## Short exercise
Select all lines holding the word "未配置技能" from the entries that follow.

## Information shown
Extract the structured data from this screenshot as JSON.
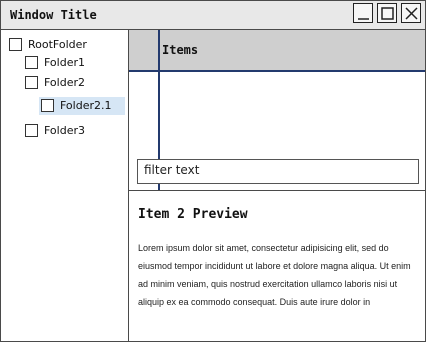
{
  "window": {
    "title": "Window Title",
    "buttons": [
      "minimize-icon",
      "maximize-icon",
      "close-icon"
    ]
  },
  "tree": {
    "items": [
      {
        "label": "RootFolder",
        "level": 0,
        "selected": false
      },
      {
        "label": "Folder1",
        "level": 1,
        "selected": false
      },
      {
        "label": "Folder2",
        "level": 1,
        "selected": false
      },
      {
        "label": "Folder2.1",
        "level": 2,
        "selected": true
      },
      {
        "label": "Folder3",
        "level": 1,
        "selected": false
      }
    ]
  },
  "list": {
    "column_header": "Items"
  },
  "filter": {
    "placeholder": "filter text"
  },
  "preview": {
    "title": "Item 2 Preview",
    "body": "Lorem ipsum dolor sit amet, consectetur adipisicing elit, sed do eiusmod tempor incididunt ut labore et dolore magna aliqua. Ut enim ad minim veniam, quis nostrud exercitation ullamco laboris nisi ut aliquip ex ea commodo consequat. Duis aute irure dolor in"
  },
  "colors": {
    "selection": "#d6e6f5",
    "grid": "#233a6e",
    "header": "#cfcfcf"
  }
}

--

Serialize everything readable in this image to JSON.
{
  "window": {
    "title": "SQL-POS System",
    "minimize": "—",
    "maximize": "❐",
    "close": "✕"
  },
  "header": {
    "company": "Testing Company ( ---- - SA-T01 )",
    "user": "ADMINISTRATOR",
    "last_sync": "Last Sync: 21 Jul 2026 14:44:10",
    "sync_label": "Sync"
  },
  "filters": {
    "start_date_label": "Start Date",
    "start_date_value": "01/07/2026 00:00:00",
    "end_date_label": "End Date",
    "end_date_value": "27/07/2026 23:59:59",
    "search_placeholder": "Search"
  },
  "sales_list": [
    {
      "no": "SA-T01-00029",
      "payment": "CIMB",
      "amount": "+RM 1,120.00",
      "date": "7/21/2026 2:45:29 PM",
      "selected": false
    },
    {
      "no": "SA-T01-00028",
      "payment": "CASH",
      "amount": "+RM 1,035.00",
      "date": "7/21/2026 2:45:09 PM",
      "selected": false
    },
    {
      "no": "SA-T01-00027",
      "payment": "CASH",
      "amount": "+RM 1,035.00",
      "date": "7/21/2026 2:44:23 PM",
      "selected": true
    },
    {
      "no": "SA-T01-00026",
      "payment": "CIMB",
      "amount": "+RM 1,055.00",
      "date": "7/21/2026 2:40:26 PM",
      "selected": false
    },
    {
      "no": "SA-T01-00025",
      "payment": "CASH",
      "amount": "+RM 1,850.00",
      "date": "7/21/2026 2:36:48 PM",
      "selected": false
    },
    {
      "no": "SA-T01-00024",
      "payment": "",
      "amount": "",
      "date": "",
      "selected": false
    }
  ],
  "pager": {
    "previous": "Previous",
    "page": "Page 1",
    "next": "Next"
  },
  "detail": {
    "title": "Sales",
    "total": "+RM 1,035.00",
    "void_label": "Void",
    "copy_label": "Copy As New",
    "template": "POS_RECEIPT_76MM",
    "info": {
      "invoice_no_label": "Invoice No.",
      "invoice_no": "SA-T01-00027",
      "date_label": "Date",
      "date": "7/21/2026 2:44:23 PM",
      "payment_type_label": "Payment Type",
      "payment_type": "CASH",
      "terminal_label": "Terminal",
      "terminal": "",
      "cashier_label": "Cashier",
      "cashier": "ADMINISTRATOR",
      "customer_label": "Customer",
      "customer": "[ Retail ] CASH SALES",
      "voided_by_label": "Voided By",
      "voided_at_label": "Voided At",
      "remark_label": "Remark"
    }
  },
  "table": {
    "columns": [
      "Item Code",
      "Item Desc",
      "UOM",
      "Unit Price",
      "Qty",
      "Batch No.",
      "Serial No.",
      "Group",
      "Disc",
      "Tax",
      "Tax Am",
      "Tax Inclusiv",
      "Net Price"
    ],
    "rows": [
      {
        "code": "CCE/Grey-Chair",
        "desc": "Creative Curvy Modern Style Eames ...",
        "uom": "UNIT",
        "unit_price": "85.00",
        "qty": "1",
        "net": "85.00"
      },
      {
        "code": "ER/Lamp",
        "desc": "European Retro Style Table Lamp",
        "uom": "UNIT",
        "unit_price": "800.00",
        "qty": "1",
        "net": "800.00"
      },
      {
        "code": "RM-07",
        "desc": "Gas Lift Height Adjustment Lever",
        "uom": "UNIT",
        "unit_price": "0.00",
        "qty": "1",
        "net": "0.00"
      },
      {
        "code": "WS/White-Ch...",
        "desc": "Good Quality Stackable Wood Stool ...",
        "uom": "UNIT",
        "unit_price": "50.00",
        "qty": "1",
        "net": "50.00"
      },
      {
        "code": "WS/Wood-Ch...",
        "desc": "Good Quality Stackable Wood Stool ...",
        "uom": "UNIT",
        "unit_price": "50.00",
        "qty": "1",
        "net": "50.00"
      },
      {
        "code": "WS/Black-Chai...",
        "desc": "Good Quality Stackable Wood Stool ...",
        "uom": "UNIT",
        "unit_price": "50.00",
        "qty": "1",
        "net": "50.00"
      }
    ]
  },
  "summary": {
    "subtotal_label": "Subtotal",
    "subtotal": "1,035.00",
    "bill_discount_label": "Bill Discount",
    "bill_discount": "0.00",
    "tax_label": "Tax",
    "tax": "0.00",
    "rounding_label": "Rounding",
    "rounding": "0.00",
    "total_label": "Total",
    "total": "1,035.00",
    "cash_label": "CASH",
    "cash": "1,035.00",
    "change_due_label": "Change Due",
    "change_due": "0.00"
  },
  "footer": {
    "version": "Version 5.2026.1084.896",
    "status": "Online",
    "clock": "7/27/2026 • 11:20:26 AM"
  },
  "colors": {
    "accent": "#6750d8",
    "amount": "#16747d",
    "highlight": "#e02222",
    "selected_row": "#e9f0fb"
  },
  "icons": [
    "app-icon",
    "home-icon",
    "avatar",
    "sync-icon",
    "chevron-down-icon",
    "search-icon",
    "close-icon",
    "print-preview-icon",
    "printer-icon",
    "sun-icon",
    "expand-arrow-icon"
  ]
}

---

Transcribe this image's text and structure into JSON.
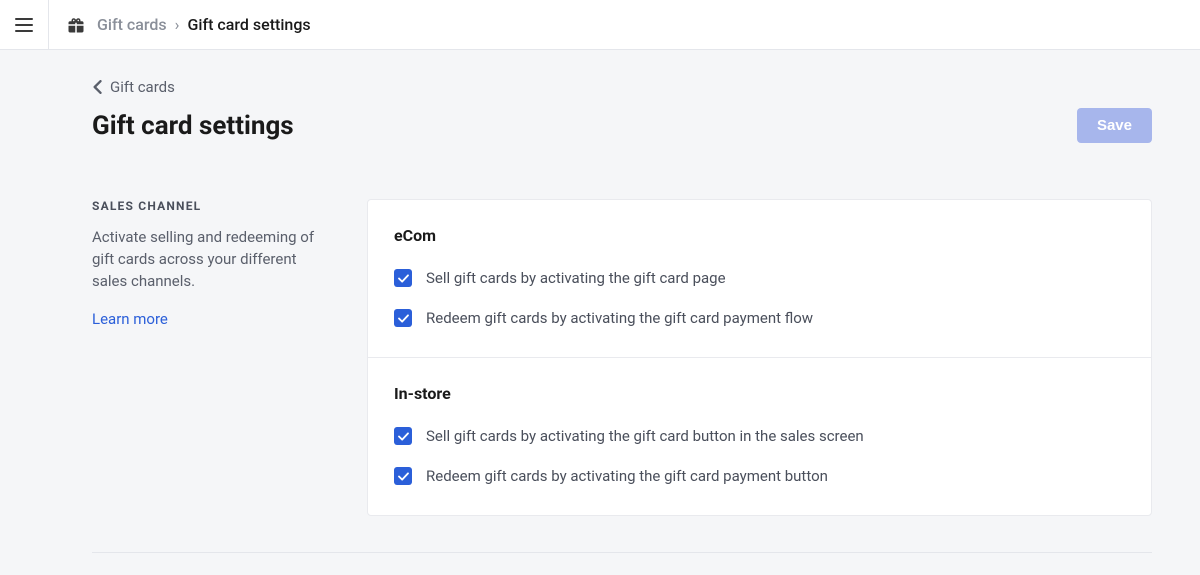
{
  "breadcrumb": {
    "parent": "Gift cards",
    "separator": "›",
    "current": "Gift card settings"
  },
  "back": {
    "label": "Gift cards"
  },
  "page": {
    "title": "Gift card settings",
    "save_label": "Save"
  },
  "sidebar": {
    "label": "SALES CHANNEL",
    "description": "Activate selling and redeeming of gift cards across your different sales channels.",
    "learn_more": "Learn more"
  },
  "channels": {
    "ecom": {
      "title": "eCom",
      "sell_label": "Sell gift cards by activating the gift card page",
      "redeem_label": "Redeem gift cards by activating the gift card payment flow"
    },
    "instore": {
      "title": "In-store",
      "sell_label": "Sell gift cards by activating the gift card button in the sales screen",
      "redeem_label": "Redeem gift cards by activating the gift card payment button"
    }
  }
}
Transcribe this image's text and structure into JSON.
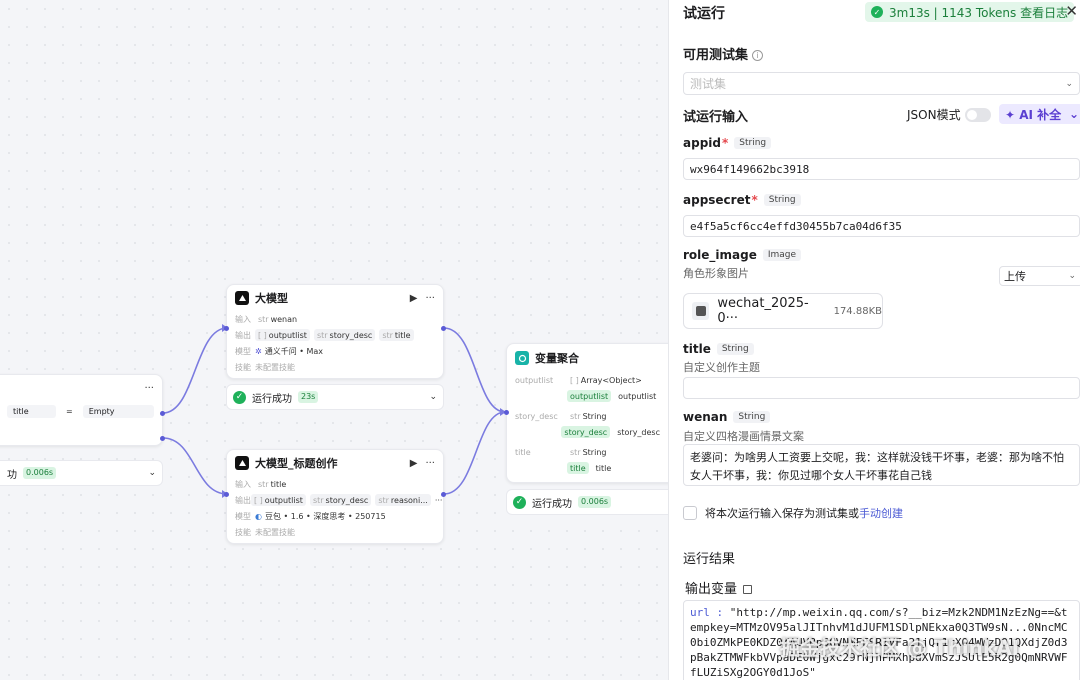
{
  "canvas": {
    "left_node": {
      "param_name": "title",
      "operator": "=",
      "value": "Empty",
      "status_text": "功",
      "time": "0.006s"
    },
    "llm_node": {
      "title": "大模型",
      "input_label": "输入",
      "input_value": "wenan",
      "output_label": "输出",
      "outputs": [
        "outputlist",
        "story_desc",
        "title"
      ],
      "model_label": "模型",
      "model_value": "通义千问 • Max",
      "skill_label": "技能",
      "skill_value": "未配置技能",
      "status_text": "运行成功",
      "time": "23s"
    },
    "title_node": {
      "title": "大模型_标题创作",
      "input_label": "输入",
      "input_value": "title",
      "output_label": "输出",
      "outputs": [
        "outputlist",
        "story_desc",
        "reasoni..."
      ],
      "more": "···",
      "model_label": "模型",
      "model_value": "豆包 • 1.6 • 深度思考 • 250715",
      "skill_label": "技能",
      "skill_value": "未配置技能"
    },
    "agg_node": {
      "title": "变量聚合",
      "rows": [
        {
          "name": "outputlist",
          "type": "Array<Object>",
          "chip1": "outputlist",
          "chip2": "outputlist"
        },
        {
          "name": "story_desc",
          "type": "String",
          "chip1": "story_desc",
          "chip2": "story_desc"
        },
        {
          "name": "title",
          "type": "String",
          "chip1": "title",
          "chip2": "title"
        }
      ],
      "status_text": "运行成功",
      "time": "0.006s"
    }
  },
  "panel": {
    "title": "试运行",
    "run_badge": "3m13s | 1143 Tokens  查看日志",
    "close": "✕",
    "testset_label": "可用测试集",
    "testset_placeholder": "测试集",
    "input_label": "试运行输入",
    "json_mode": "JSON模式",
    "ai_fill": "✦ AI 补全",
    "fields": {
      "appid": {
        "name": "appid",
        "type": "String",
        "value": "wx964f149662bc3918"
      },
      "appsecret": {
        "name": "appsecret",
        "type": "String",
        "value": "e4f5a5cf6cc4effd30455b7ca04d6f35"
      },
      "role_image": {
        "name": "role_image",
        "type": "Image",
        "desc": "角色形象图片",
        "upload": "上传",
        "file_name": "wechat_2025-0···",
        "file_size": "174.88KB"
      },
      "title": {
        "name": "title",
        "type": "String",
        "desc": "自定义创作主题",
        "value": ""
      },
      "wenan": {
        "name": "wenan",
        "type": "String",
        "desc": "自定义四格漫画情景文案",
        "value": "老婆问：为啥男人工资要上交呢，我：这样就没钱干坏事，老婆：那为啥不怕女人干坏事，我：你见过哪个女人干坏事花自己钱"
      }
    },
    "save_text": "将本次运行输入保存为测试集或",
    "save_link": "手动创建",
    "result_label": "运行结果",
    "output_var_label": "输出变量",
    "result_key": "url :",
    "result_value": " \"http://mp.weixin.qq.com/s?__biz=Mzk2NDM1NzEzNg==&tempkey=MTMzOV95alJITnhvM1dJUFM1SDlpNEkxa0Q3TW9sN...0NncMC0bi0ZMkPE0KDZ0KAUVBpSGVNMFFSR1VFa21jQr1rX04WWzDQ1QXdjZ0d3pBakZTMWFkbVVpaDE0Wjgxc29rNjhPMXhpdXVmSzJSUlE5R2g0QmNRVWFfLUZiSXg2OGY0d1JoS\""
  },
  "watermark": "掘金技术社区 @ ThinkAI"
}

## Result of this task
      "skill_value": "未配置技能",
      "skill_value": "未配置技能"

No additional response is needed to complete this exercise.